PROBLEM REQUIREMENTS —
Select lines where the word "message" appears.

Stored data entries —

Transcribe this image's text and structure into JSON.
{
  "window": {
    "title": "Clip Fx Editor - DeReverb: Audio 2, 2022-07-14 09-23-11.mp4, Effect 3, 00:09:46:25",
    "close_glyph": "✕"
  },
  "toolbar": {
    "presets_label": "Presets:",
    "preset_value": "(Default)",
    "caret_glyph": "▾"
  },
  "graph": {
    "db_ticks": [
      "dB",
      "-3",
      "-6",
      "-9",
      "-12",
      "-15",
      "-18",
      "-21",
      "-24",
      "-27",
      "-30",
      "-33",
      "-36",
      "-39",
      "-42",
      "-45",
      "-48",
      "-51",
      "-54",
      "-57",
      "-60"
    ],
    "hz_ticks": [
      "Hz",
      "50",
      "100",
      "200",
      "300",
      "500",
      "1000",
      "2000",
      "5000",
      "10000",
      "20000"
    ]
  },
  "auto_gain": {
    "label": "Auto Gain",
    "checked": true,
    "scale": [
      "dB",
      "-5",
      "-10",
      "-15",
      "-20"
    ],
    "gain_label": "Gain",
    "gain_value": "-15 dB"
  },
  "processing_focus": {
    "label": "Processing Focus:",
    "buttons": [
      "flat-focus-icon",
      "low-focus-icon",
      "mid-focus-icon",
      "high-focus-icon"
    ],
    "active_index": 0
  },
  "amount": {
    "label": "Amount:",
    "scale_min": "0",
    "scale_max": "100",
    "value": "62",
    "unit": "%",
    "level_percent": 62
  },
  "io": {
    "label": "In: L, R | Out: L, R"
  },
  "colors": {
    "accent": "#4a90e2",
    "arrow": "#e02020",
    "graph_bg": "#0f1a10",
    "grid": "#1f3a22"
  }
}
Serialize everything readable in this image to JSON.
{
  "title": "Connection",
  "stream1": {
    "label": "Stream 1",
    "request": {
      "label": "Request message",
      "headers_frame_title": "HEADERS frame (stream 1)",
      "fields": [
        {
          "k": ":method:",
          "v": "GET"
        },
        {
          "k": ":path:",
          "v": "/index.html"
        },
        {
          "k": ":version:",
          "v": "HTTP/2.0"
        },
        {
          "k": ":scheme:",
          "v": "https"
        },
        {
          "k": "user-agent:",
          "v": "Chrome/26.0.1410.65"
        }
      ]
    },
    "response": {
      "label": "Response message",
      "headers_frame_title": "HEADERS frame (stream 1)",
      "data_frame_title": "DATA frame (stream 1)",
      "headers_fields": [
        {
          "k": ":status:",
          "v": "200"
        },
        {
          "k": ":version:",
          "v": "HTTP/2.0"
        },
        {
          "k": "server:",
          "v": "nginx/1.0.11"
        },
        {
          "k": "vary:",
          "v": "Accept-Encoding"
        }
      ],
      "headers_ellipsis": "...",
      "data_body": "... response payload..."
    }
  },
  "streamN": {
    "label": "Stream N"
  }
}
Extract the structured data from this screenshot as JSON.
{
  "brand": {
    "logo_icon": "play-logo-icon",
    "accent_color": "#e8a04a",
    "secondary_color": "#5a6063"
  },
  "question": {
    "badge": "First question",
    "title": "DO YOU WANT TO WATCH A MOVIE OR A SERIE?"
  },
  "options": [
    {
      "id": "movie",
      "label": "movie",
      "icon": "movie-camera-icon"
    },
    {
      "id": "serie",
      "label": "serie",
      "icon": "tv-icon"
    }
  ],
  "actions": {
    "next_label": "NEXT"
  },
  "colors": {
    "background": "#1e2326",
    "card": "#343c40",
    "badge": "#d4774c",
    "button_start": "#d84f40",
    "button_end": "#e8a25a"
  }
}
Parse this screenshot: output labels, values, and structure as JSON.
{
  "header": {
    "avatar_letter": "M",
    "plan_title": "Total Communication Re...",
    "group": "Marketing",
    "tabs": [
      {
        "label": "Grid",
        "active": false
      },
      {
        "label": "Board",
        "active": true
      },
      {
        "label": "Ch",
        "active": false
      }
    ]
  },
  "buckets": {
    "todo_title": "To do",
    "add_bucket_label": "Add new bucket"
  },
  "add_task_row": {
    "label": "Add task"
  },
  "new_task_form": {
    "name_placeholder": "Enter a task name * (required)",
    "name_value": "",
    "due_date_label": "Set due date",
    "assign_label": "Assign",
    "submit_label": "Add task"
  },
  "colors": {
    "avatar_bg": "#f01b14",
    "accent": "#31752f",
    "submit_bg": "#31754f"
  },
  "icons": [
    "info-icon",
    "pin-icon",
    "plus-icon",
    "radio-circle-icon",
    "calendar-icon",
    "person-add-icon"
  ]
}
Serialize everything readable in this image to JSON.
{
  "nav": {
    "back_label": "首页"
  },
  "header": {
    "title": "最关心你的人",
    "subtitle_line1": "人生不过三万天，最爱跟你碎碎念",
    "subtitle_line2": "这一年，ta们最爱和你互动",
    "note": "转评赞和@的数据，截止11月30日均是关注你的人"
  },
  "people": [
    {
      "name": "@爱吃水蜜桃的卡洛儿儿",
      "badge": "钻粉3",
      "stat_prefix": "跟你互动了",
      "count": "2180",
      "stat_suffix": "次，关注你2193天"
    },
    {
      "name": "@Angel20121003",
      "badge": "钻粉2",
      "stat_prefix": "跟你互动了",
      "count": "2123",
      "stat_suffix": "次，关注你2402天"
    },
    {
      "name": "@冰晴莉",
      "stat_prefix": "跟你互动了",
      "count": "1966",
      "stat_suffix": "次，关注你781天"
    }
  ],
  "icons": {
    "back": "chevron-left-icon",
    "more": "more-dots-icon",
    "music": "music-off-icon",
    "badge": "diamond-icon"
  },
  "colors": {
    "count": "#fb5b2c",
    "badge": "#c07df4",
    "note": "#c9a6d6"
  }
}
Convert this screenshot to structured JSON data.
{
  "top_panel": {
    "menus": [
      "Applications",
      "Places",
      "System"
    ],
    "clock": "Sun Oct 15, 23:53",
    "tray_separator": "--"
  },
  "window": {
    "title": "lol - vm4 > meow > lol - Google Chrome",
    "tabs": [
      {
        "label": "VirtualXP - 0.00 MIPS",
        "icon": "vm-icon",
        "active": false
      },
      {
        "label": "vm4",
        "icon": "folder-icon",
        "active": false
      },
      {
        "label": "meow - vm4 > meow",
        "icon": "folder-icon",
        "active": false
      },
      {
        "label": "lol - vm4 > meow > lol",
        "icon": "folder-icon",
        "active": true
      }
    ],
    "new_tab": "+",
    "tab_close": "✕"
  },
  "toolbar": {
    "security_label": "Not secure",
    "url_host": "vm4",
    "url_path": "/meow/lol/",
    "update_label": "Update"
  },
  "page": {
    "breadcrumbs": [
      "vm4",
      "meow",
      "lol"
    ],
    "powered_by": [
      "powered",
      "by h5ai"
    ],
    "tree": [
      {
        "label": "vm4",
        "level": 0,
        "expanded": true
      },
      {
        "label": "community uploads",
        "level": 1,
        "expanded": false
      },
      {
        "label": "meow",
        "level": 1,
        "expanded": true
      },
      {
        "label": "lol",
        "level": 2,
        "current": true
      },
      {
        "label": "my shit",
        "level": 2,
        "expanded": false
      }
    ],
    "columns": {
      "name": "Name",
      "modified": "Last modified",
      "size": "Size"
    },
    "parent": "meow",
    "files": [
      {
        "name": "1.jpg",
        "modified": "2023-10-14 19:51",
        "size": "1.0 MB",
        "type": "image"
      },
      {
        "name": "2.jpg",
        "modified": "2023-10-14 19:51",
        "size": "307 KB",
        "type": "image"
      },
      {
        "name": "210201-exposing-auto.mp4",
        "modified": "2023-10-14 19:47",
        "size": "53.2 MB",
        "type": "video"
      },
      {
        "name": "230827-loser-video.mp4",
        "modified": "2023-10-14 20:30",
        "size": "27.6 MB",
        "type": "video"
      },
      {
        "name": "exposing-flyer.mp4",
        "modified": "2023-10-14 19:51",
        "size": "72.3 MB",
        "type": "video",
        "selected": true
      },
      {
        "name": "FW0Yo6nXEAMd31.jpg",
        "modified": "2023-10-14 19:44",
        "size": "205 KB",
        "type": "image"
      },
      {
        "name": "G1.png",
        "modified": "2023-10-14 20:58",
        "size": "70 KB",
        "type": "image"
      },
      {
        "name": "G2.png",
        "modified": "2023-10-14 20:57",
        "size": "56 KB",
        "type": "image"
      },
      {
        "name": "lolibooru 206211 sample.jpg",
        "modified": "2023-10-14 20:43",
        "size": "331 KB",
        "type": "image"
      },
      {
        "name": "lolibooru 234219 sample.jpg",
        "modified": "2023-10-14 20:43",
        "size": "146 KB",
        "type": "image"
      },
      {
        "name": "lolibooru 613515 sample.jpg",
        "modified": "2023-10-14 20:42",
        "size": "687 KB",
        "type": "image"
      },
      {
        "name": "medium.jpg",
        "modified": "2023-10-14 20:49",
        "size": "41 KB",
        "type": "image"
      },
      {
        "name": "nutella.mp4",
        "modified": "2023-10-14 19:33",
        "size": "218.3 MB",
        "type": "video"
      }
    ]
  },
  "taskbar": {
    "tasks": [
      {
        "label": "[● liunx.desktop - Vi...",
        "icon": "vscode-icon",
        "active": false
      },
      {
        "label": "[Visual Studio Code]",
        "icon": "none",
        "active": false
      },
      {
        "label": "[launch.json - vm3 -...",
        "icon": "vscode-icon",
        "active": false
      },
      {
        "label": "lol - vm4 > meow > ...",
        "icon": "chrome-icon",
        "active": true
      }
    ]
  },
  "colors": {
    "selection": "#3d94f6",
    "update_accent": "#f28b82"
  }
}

WRITTEN REPLY —
      "label": "Request message",
      "label": "Response message",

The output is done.